Layout coordinate data:
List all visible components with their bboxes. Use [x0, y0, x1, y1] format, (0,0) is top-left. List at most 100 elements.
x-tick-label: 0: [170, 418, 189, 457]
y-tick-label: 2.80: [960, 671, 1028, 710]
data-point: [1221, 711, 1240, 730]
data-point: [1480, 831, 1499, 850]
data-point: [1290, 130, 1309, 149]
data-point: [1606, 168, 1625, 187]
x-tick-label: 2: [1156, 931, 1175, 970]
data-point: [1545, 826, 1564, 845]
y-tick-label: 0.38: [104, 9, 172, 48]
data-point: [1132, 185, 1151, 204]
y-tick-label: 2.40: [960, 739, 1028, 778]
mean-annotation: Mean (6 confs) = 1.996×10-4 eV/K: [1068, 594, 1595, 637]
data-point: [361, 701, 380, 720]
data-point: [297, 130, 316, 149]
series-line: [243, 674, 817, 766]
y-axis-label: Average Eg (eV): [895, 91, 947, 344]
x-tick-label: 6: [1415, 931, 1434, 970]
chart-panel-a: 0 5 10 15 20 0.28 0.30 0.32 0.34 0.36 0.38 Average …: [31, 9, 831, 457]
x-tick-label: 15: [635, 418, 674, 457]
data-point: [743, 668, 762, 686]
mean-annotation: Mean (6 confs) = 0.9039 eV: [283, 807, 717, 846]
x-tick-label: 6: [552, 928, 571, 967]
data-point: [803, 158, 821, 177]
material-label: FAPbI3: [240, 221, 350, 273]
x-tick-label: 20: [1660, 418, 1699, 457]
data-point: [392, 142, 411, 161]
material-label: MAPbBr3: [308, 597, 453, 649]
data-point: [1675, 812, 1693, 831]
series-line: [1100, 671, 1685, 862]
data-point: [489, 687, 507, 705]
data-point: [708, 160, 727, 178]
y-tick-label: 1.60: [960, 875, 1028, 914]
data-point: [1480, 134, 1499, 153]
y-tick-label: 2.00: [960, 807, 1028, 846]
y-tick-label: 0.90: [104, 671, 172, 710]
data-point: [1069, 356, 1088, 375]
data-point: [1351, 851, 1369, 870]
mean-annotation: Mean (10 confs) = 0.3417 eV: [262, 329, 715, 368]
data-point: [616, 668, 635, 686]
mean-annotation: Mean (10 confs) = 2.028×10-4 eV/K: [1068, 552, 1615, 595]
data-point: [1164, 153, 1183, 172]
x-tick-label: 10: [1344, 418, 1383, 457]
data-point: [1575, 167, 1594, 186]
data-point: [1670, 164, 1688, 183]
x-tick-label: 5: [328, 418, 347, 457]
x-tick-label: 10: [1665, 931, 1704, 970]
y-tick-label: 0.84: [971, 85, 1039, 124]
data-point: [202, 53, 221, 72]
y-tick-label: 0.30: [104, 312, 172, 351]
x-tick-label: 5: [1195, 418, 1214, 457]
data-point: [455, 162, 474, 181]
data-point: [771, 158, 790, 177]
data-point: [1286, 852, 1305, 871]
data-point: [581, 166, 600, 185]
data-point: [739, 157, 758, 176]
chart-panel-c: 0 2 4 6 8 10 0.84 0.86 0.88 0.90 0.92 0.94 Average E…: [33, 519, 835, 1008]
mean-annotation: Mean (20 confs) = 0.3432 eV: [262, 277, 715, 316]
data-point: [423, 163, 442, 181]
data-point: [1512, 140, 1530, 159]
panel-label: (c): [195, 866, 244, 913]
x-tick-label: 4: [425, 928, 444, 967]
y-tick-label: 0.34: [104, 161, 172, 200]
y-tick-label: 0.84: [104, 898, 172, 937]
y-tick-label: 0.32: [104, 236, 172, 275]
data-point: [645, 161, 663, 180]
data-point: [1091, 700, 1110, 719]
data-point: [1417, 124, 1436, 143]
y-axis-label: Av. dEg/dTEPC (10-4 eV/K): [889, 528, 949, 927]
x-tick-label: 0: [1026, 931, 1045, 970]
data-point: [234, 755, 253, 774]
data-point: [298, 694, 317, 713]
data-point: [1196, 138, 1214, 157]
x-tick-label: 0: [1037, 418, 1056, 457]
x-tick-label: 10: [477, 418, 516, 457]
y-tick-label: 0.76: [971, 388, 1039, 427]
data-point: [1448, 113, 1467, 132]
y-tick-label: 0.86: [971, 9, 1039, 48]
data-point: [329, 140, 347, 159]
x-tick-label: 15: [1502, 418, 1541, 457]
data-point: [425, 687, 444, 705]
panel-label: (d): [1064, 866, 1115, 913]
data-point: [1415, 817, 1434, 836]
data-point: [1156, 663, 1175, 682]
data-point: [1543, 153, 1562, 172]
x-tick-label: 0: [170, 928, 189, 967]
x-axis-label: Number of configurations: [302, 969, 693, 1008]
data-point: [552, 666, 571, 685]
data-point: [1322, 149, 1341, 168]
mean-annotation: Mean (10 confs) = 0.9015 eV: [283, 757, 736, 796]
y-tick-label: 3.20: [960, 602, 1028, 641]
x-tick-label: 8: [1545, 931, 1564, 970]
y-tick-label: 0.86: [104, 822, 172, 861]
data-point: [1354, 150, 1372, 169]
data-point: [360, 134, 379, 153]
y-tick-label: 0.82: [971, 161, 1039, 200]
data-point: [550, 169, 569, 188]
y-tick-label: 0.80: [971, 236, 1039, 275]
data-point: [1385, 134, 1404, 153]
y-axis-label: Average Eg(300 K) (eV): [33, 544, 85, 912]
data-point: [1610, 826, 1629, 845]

Set exercise: Arrange every line of the layout coordinate data above as a numbered list, omitting any blank lines.

The reply:
1. List all visible components with their bboxes. Use [x0, y0, x1, y1] format, (0,0) is top-left. List at most 100 elements.
2. x-tick-label: 0: [170, 418, 189, 457]
3. y-tick-label: 2.80: [960, 671, 1028, 710]
4. data-point: [1221, 711, 1240, 730]
5. data-point: [1480, 831, 1499, 850]
6. data-point: [1290, 130, 1309, 149]
7. data-point: [1606, 168, 1625, 187]
8. x-tick-label: 2: [1156, 931, 1175, 970]
9. data-point: [1545, 826, 1564, 845]
10. y-tick-label: 0.38: [104, 9, 172, 48]
11. data-point: [1132, 185, 1151, 204]
12. y-tick-label: 2.40: [960, 739, 1028, 778]
13. mean-annotation: Mean (6 confs) = 1.996×10-4 eV/K: [1068, 594, 1595, 637]
14. data-point: [361, 701, 380, 720]
15. data-point: [297, 130, 316, 149]
16. series-line: [243, 674, 817, 766]
17. y-axis-label: Average Eg (eV): [895, 91, 947, 344]
18. x-tick-label: 6: [1415, 931, 1434, 970]
19. chart-panel-a: 0 5 10 15 20 0.28 0.30 0.32 0.34 0.36 0.38 Average …: [31, 9, 831, 457]
20. x-tick-label: 15: [635, 418, 674, 457]
21. data-point: [743, 668, 762, 686]
22. mean-annotation: Mean (6 confs) = 0.9039 eV: [283, 807, 717, 846]
23. x-tick-label: 6: [552, 928, 571, 967]
24. data-point: [803, 158, 821, 177]
25. material-label: FAPbI3: [240, 221, 350, 273]
26. x-tick-label: 20: [1660, 418, 1699, 457]
27. data-point: [392, 142, 411, 161]
28. material-label: MAPbBr3: [308, 597, 453, 649]
29. data-point: [1675, 812, 1693, 831]
30. series-line: [1100, 671, 1685, 862]
31. data-point: [489, 687, 507, 705]
32. data-point: [708, 160, 727, 178]
33. y-tick-label: 1.60: [960, 875, 1028, 914]
34. data-point: [1480, 134, 1499, 153]
35. y-tick-label: 2.00: [960, 807, 1028, 846]
36. y-tick-label: 0.90: [104, 671, 172, 710]
37. data-point: [1069, 356, 1088, 375]
38. data-point: [1351, 851, 1369, 870]
39. mean-annotation: Mean (10 confs) = 0.3417 eV: [262, 329, 715, 368]
40. data-point: [616, 668, 635, 686]
41. mean-annotation: Mean (10 confs) = 2.028×10-4 eV/K: [1068, 552, 1615, 595]
42. data-point: [1164, 153, 1183, 172]
43. x-tick-label: 10: [1344, 418, 1383, 457]
44. data-point: [1575, 167, 1594, 186]
45. data-point: [1670, 164, 1688, 183]
46. x-tick-label: 5: [328, 418, 347, 457]
47. x-tick-label: 10: [1665, 931, 1704, 970]
48. y-tick-label: 0.84: [971, 85, 1039, 124]
49. data-point: [202, 53, 221, 72]
50. y-tick-label: 0.30: [104, 312, 172, 351]
51. x-tick-label: 5: [1195, 418, 1214, 457]
52. data-point: [455, 162, 474, 181]
53. data-point: [771, 158, 790, 177]
54. data-point: [1286, 852, 1305, 871]
55. data-point: [581, 166, 600, 185]
56. data-point: [739, 157, 758, 176]
57. chart-panel-c: 0 2 4 6 8 10 0.84 0.86 0.88 0.90 0.92 0.94 Average E…: [33, 519, 835, 1008]
58. mean-annotation: Mean (20 confs) = 0.3432 eV: [262, 277, 715, 316]
59. data-point: [423, 163, 442, 181]
60. data-point: [1512, 140, 1530, 159]
61. panel-label: (c): [195, 866, 244, 913]
62. x-tick-label: 4: [425, 928, 444, 967]
63. y-tick-label: 0.34: [104, 161, 172, 200]
64. y-tick-label: 0.84: [104, 898, 172, 937]
65. y-tick-label: 0.32: [104, 236, 172, 275]
66. data-point: [645, 161, 663, 180]
67. data-point: [1091, 700, 1110, 719]
68. data-point: [1417, 124, 1436, 143]
69. y-axis-label: Av. dEg/dTEPC (10-4 eV/K): [889, 528, 949, 927]
70. x-tick-label: 0: [1026, 931, 1045, 970]
71. data-point: [234, 755, 253, 774]
72. data-point: [298, 694, 317, 713]
73. data-point: [1196, 138, 1214, 157]
74. x-tick-label: 0: [1037, 418, 1056, 457]
75. x-tick-label: 10: [477, 418, 516, 457]
76. y-tick-label: 0.76: [971, 388, 1039, 427]
77. data-point: [1448, 113, 1467, 132]
78. y-tick-label: 0.86: [971, 9, 1039, 48]
79. data-point: [329, 140, 347, 159]
80. x-tick-label: 15: [1502, 418, 1541, 457]
81. data-point: [425, 687, 444, 705]
82. panel-label: (d): [1064, 866, 1115, 913]
83. data-point: [1415, 817, 1434, 836]
84. data-point: [1156, 663, 1175, 682]
85. data-point: [1543, 153, 1562, 172]
86. x-tick-label: 0: [170, 928, 189, 967]
87. x-axis-label: Number of configurations: [302, 969, 693, 1008]
88. data-point: [552, 666, 571, 685]
89. data-point: [1322, 149, 1341, 168]
90. mean-annotation: Mean (10 confs) = 0.9015 eV: [283, 757, 736, 796]
91. y-tick-label: 3.20: [960, 602, 1028, 641]
92. x-tick-label: 8: [1545, 931, 1564, 970]
93. y-tick-label: 0.86: [104, 822, 172, 861]
94. data-point: [1354, 150, 1372, 169]
95. data-point: [360, 134, 379, 153]
96. y-tick-label: 0.82: [971, 161, 1039, 200]
97. data-point: [550, 169, 569, 188]
98. y-tick-label: 0.80: [971, 236, 1039, 275]
99. data-point: [1385, 134, 1404, 153]
100. y-axis-label: Average Eg(300 K) (eV): [33, 544, 85, 912]
101. data-point: [1610, 826, 1629, 845]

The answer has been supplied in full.